__THE PROBLEM__
From the entries below, pull out each line where "변화되지" appears.

__PROVIDED ENTRIES__
>> BEGIN

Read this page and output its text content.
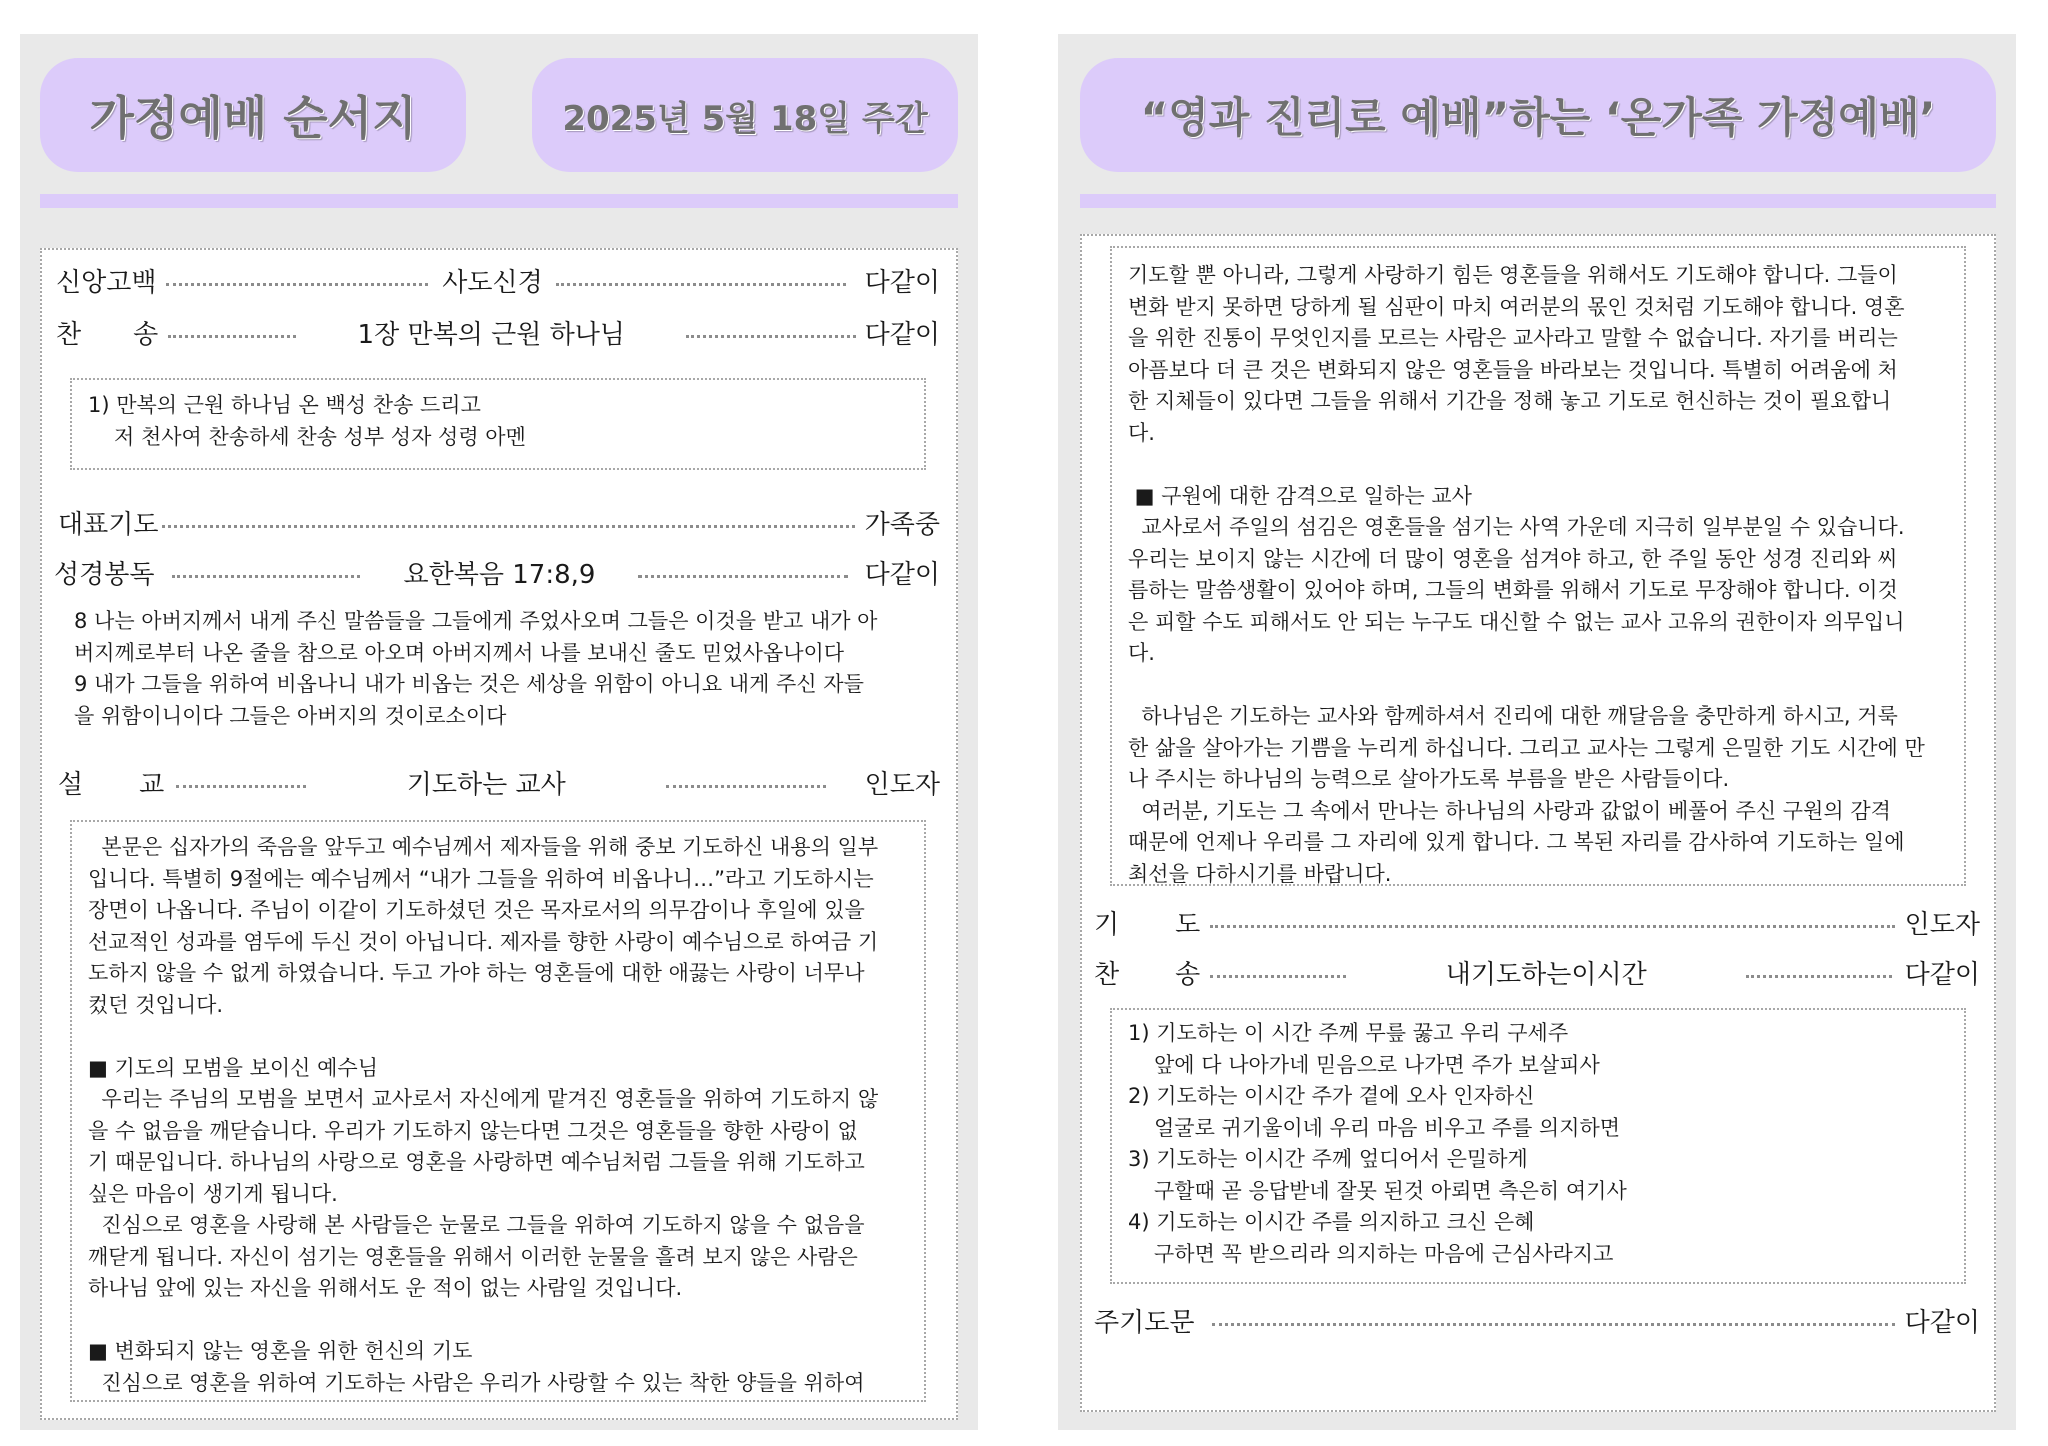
가정예배 순서지	2025년 5월 18일 주간
신앙고백	사도신경	다같이
찬 송	1장 만복의 근원 하나님	다같이
1) 만복의 근원 하나님 온 백성 찬송 드리고
저 천사여 찬송하세 찬송 성부 성자 성령 아멘
대표기도	가족중
성경봉독	요한복음 17:8,9	다같이
8 나는 아버지께서 내게 주신 말씀들을 그들에게 주었사오며 그들은 이것을 받고 내가 아
버지께로부터 나온 줄을 참으로 아오며 아버지께서 나를 보내신 줄도 믿었사옵나이다
9 내가 그들을 위하여 비옵나니 내가 비옵는 것은 세상을 위함이 아니요 내게 주신 자들
을 위함이니이다 그들은 아버지의 것이로소이다
설 교	기도하는 교사	인도자
본문은 십자가의 죽음을 앞두고 예수님께서 제자들을 위해 중보 기도하신 내용의 일부
입니다. 특별히 9절에는 예수님께서 “내가 그들을 위하여 비옵나니…”라고 기도하시는
장면이 나옵니다. 주님이 이같이 기도하셨던 것은 목자로서의 의무감이나 후일에 있을
선교적인 성과를 염두에 두신 것이 아닙니다. 제자를 향한 사랑이 예수님으로 하여금 기
도하지 않을 수 없게 하였습니다. 두고 가야 하는 영혼들에 대한 애끓는 사랑이 너무나
컸던 것입니다.
■ 기도의 모범을 보이신 예수님
우리는 주님의 모범을 보면서 교사로서 자신에게 맡겨진 영혼들을 위하여 기도하지 않
을 수 없음을 깨닫습니다. 우리가 기도하지 않는다면 그것은 영혼들을 향한 사랑이 없
기 때문입니다. 하나님의 사랑으로 영혼을 사랑하면 예수님처럼 그들을 위해 기도하고
싶은 마음이 생기게 됩니다.
진심으로 영혼을 사랑해 본 사람들은 눈물로 그들을 위하여 기도하지 않을 수 없음을
깨닫게 됩니다. 자신이 섬기는 영혼들을 위해서 이러한 눈물을 흘려 보지 않은 사람은
하나님 앞에 있는 자신을 위해서도 운 적이 없는 사람일 것입니다.
■ 변화되지 않는 영혼을 위한 헌신의 기도
진심으로 영혼을 위하여 기도하는 사람은 우리가 사랑할 수 있는 착한 양들을 위하여
“영과 진리로 예배”하는 ‘온가족 가정예배’
기도할 뿐 아니라, 그렇게 사랑하기 힘든 영혼들을 위해서도 기도해야 합니다. 그들이
변화 받지 못하면 당하게 될 심판이 마치 여러분의 몫인 것처럼 기도해야 합니다. 영혼
을 위한 진통이 무엇인지를 모르는 사람은 교사라고 말할 수 없습니다. 자기를 버리는
아픔보다 더 큰 것은 변화되지 않은 영혼들을 바라보는 것입니다. 특별히 어려움에 처
한 지체들이 있다면 그들을 위해서 기간을 정해 놓고 기도로 헌신하는 것이 필요합니
다.
■ 구원에 대한 감격으로 일하는 교사
교사로서 주일의 섬김은 영혼들을 섬기는 사역 가운데 지극히 일부분일 수 있습니다.
우리는 보이지 않는 시간에 더 많이 영혼을 섬겨야 하고, 한 주일 동안 성경 진리와 씨
름하는 말씀생활이 있어야 하며, 그들의 변화를 위해서 기도로 무장해야 합니다. 이것
은 피할 수도 피해서도 안 되는 누구도 대신할 수 없는 교사 고유의 권한이자 의무입니
다.
하나님은 기도하는 교사와 함께하셔서 진리에 대한 깨달음을 충만하게 하시고, 거룩
한 삶을 살아가는 기쁨을 누리게 하십니다. 그리고 교사는 그렇게 은밀한 기도 시간에 만
나 주시는 하나님의 능력으로 살아가도록 부름을 받은 사람들이다.
여러분, 기도는 그 속에서 만나는 하나님의 사랑과 값없이 베풀어 주신 구원의 감격
때문에 언제나 우리를 그 자리에 있게 합니다. 그 복된 자리를 감사하여 기도하는 일에
최선을 다하시기를 바랍니다.
기 도	인도자
찬 송	내기도하는이시간	다같이
1) 기도하는 이 시간 주께 무릎 꿇고 우리 구세주
앞에 다 나아가네 믿음으로 나가면 주가 보살피사
2) 기도하는 이시간 주가 곁에 오사 인자하신
얼굴로 귀기울이네 우리 마음 비우고 주를 의지하면
3) 기도하는 이시간 주께 엎디어서 은밀하게
구할때 곧 응답받네 잘못 된것 아뢰면 측은히 여기사
4) 기도하는 이시간 주를 의지하고 크신 은혜
구하면 꼭 받으리라 의지하는 마음에 근심사라지고
주기도문	다같이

>> END

__OUTPUT BELOW__
■ 변화되지 않는 영혼을 위한 헌신의 기도
아픔보다 더 큰 것은 변화되지 않은 영혼들을 바라보는 것입니다. 특별히 어려움에 처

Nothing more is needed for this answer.